_What to work on:_ Among the lines of this listing, determine how many contain the string "repose". Answer with the number only.

## Start Records for processing

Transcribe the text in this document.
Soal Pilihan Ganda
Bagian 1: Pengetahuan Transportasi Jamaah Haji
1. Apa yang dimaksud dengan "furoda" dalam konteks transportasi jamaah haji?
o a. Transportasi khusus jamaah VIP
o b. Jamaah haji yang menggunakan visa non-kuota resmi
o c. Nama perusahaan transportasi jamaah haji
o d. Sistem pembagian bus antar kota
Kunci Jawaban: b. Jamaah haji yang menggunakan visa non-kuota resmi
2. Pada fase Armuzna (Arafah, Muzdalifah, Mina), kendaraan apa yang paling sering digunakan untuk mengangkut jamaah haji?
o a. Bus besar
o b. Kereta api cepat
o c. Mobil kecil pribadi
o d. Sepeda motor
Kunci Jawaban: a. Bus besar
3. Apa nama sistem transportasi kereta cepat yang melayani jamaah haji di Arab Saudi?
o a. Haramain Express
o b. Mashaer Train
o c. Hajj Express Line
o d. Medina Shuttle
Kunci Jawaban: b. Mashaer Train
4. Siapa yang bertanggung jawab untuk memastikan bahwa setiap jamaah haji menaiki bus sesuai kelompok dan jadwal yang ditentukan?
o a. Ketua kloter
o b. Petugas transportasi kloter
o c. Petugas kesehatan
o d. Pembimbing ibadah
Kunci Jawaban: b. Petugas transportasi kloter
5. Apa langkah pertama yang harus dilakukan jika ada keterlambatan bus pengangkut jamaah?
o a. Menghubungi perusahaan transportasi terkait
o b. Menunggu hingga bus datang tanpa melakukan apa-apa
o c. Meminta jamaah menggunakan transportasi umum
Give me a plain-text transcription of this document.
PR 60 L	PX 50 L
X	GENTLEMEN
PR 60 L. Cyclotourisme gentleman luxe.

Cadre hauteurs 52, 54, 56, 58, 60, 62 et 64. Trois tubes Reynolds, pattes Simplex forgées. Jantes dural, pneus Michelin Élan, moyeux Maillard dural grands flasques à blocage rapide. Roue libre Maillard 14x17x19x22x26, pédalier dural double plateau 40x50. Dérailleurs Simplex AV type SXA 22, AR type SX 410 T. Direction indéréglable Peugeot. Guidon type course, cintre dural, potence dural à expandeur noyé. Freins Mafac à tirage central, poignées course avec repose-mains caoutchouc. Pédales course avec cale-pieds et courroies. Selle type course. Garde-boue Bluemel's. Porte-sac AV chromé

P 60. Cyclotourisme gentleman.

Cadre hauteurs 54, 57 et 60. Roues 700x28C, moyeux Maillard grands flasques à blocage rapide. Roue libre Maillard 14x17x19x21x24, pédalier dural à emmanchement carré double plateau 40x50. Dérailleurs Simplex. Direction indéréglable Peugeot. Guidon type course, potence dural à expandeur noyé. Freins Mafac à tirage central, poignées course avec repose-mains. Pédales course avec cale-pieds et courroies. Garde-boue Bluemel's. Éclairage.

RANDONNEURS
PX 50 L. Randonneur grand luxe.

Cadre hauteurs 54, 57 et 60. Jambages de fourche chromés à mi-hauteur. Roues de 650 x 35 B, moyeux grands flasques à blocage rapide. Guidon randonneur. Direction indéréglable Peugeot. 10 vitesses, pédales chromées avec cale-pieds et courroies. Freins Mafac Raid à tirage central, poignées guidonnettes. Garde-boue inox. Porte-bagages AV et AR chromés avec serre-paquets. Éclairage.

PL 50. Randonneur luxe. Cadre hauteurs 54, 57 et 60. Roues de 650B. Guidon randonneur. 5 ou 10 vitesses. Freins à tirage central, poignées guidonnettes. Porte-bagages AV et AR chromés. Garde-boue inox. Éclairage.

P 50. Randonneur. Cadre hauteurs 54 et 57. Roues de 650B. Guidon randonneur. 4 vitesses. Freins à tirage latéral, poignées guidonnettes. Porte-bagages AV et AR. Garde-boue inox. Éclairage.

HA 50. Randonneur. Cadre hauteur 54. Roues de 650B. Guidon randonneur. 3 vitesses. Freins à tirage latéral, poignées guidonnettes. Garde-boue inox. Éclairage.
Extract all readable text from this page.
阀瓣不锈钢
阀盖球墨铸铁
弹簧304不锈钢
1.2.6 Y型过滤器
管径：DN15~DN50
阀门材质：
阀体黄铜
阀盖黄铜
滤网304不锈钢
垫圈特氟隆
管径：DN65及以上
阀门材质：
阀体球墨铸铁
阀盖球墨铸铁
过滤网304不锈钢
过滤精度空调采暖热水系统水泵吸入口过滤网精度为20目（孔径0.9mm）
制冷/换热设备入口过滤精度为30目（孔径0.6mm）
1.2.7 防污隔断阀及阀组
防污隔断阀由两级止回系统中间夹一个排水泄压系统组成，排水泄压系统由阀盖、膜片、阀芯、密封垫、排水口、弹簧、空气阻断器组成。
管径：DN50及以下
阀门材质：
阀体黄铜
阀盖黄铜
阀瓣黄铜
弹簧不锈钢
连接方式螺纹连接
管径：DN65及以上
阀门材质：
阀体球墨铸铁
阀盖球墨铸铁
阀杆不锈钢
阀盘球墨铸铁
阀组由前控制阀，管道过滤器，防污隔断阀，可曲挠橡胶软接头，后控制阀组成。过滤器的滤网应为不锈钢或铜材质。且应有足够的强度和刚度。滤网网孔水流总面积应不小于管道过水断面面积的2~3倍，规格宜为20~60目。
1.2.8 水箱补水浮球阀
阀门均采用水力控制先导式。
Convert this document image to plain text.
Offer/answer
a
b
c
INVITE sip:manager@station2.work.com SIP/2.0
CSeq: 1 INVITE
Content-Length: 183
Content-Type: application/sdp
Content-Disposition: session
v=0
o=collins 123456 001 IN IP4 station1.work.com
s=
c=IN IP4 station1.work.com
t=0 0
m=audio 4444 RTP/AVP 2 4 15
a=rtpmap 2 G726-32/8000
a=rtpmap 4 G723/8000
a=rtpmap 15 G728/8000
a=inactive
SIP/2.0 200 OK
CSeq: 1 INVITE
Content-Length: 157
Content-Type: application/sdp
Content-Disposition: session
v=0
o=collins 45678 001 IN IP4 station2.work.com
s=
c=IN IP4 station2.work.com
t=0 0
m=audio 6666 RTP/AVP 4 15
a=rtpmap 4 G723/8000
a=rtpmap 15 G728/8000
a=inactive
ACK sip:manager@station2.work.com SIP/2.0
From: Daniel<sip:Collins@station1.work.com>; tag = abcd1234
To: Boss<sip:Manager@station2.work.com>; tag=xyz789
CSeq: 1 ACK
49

## End Records for processing

_The answer:_ 2